Once, I made it all up as I went along and I had a great time. That’s just it though: it was me to have a great time and I don’t know about anyone else. Why are we there, on the playground, if not for the children? (As an aside, as I was opening up one morning this week, one of the children on the other side of the gate started questioning me: ‘Do you get paid to work here? How much? Why do you work here? Do you like it?’ To which I answered, respectively: ‘Yes; I’m not telling you; because it’s what I do; absolutely’). Once, I made it all up as I went along, but then I started realising more about my affect on the children I worked with.

So this brings me round, via my affect on the children, to my affect on my colleagues, and my colleagues’ affects on me, and on our affect, as a team, on the children. I thought this week on what sort of playworkers we could be and what any given playworker could be described as. The phrase ‘technical playworker’ has been bouncing around for a while in my head. I’m thinking of it in terms of ‘technical footballer’ (whatever that is, but it’s a phrase I hear plenty of times in sports commentary). There seems to be a sort of praise going on for the technical footballer, by the commentator, an admiration, but also perhaps a suggestion wrapped up in this that is ‘well, the technical footballer (read ‘playworker’) may have the skills-knowledge and general application but lacks in a certain something’. He knows how to ping a seventy yard cross-field pass, inch perfect with the outside of his boot, but can he judge a type of tackle from his repertoire of one when he’s employed as a ‘creative midfielder’? (Apologies to those not up to speed with my footballing analogy!) To bring it back to the playwork:

Perhaps the technical playworker knows what’s what from the books, can observe minutely and at length, can tell their play types apart and why, but has a one-knot repertoire which they use on temporary tarpaulin rain shelters, or when fixing rope swings to branches, much to the vexation of their ‘more than one knot’ repertoired colleagues!

++++++

=== TASK STATEMENT ===
Copy out the part of the playwork piece starting with "Perhaps the technical" and going on through "knot’ repertoired colleagues!".

=== EXCERPTED RECORDS ===
++++++

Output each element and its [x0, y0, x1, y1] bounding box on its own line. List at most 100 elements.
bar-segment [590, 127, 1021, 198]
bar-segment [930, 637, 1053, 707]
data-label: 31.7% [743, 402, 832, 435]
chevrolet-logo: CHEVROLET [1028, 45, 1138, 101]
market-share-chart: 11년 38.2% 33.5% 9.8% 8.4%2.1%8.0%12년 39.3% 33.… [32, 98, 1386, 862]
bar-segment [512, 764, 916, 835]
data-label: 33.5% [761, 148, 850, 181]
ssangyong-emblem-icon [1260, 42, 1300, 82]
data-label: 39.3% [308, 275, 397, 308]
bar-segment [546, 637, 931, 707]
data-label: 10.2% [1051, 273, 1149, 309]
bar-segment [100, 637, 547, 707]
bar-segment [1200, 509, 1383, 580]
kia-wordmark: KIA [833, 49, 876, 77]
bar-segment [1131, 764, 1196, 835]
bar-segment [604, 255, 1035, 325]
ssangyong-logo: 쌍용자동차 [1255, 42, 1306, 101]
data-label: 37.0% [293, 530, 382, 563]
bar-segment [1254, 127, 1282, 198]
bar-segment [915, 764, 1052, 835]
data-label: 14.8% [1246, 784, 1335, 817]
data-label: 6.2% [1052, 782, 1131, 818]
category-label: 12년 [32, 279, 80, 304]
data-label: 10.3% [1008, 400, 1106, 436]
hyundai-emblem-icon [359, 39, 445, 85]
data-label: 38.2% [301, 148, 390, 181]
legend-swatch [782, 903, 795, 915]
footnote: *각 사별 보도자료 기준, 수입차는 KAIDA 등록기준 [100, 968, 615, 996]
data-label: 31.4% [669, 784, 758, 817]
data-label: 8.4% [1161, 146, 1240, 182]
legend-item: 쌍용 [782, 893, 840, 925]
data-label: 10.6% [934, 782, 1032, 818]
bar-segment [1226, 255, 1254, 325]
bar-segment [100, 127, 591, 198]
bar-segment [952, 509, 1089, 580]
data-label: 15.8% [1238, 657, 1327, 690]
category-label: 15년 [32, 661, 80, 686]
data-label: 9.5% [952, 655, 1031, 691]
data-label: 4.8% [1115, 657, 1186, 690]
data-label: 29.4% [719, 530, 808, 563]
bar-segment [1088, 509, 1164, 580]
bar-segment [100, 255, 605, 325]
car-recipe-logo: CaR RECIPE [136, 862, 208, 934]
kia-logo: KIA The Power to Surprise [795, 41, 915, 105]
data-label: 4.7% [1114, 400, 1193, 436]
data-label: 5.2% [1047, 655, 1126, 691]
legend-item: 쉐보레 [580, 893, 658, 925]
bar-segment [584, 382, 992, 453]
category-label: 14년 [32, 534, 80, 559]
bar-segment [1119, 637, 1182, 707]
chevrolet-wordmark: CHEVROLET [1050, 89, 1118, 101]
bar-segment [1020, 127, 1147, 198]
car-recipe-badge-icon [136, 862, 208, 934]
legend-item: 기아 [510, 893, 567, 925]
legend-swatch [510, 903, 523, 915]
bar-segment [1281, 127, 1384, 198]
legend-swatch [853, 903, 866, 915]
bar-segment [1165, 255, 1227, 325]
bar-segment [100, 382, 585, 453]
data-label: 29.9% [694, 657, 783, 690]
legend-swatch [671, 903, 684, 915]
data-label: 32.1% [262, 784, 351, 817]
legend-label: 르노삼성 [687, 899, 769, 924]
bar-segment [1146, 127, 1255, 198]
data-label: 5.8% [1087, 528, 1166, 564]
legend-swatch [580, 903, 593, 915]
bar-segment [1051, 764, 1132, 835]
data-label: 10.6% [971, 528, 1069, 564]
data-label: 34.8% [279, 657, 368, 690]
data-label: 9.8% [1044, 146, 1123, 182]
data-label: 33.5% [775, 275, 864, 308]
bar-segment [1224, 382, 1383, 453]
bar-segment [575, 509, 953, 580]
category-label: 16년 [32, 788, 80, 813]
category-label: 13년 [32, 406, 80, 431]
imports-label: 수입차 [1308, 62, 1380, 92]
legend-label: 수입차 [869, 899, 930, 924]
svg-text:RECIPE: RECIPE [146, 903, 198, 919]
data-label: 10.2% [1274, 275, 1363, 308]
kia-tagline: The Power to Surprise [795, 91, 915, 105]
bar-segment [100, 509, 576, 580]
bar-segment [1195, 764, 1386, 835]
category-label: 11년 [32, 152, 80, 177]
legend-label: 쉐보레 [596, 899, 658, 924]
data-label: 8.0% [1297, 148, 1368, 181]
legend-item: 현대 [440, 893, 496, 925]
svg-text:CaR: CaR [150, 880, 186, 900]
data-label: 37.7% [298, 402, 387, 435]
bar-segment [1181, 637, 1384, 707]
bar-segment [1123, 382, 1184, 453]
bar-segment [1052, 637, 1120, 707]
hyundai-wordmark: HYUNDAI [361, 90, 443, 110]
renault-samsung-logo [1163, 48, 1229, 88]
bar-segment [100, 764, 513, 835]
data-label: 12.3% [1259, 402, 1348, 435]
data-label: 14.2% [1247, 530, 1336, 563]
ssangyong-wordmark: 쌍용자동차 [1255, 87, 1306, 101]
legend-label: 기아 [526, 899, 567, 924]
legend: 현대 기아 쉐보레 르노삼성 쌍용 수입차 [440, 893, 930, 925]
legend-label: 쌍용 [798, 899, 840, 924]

++++++

=== ANSWER FOR THIS EXERCISE ===
Perhaps the technical playworker knows what’s what from the books, can observe minutely and at length, can tell their play types apart and why, but has a one-knot repertoire which they use on temporary tarpaulin rain shelters, or when fixing rope swings to branches, much to the vexation of their ‘more than one knot’ repertoired colleagues!